By Jon Overton
Concerned
citizens formed the Winneshiek County Protectors to address consequences of
expanding industrial silica sand mining in northeast Iowa on Feb. 15. Increased
demand for silica sand is a result of the growing natural gas industry. Silica
sand is an essential component in extracting gas from the earth via hydraulic
fracturing also called “fracking.”
Lyle
Otte, a founding member of the Winneshiek County Protectors, said organizers want
the Winneshiek County Board of Supervisors to place an 18-month moratorium on
sand mining. Winneshiek County Protectors officials also want the county
supervisors to implement a zoning ordinance to limit and regulate silica sand
mining. Otte said he does not oppose silica sand mining, but feels there is a
need for greater regulation of the industry to protect the public.
Concern
over expanding silica sand mining comes from potential damage to
infrastructure, the environment, tourism and locals residents’ health.
“Once
you start digging silica sand out of rocks, dust gets in air,” Otte said. From
there, dust from the sand enters the body and, “builds up like coal dust in the
lungs.”
The
environment, Otte said, also suffers because massive amounts of water are used
to wash silica sand before it’s shipped to natural gas extraction sites. The sand
is filtered through a process that leaves behind material that isn’t fine
enough for fracking, which becomes runoff, contaminating surface water.
Otte
said that northeast Iowa didn’t get the glacial till that the rest of the state
did.
“Hills
eroded down much longer here, which brings silica sand to surface,” he said. “The
surface moved down, putting it into river valleys and stream valleys ... mining
can’t be easily camouflaged.”

DATASET ENTRIES =>
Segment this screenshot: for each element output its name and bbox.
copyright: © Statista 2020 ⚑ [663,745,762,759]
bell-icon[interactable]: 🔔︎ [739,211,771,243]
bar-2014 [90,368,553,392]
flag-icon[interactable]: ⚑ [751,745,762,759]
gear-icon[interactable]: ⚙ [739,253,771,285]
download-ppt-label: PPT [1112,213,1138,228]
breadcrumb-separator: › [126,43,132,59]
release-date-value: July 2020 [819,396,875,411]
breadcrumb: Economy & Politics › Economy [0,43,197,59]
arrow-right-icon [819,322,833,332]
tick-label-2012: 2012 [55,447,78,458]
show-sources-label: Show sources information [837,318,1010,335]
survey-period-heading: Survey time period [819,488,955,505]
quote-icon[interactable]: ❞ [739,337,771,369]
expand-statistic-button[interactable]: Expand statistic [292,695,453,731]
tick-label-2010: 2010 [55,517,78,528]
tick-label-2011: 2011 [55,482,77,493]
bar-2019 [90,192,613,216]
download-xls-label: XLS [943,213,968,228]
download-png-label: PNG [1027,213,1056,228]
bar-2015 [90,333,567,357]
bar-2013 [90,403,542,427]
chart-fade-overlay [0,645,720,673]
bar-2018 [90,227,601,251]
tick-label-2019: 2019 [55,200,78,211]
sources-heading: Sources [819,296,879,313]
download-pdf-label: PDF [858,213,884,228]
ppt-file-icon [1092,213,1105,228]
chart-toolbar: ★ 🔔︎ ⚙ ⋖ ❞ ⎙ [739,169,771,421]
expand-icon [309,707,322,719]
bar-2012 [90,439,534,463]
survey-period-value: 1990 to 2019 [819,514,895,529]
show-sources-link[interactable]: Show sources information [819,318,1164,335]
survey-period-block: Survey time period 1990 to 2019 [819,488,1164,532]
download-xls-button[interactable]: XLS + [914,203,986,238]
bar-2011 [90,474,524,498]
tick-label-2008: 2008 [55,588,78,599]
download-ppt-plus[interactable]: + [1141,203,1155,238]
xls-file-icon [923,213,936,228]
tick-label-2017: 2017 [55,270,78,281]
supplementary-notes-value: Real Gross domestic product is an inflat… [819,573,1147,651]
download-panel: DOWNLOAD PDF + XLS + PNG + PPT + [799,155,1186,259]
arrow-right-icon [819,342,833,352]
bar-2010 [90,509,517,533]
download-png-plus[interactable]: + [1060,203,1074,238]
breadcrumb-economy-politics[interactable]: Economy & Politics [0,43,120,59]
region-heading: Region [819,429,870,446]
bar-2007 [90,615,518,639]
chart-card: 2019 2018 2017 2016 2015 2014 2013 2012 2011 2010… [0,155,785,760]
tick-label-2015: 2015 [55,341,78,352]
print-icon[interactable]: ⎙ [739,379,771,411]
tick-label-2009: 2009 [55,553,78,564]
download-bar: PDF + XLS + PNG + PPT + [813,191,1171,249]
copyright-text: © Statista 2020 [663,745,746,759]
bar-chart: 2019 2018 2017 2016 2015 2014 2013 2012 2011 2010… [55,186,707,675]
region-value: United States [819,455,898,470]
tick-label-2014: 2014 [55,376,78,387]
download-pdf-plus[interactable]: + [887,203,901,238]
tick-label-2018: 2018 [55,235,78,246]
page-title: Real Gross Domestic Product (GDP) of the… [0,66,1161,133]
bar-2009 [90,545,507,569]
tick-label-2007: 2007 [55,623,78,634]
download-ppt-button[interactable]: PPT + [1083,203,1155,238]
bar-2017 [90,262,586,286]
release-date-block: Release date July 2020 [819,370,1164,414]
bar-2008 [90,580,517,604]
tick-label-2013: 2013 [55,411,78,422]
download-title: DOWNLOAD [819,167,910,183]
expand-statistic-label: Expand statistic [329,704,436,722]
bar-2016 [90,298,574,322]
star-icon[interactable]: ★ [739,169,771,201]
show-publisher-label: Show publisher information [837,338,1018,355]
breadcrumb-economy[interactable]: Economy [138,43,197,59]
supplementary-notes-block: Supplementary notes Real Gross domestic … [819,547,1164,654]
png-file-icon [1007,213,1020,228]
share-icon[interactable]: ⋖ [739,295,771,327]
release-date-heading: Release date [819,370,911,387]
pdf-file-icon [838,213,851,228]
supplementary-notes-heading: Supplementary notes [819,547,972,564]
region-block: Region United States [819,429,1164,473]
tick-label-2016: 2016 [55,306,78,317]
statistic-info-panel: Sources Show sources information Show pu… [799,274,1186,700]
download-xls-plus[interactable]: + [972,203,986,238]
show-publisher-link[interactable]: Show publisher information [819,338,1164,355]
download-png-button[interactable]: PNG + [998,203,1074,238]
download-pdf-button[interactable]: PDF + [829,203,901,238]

WORK INSTRUCTIONS =>
Carry on the news article about silica sand mining in Winneshiek County, picking up right after its final sentence.

ANSWER TO THE EXERCISE =>
The
tourism industry in the county, Otte said, would suffer because this would
seriously damage both the area’s ecology and natural beauty.
Otte
also said that reliance on trucks to transport silica sand damages roads
because of high traffic combined with heavy loads.
“Truck
traffic is huge because they need such a huge supply of sand to supply fracking
in North Dakota,” he said.
Fracking
shoots a mixture of water, silica sand and chemicals several thousand feet
below the earth’s surface, using enormous pressure to crack bedrock. Silica sand
holds open the fissures the process created so that natural gas can pass up
into extraction wells.
Since
legislative progress on silica sand mining from the Iowa General Assembly has
been nonexistent, Otte said, municipal governments must act. Members of the
Allamakee County Protectors convinced the Allamakee County Board of Supervisors
to place an 18-month moratorium on silica sand mining, as the Winneshiek County
Protectors are currently trying to do.
Members
of the Winneshiek County Protectors will elect the Board of Directors and
Officers on Wednesday, March 6 at 7:30 p.m. in the Decorah Middle School cafeteria.
“Our
first public meeting was last Wednesday [Feb. 20] at Decorah High School,” Otte
said. “We were expecting about 50 to 75 people to show up and instead, we got
around 200.”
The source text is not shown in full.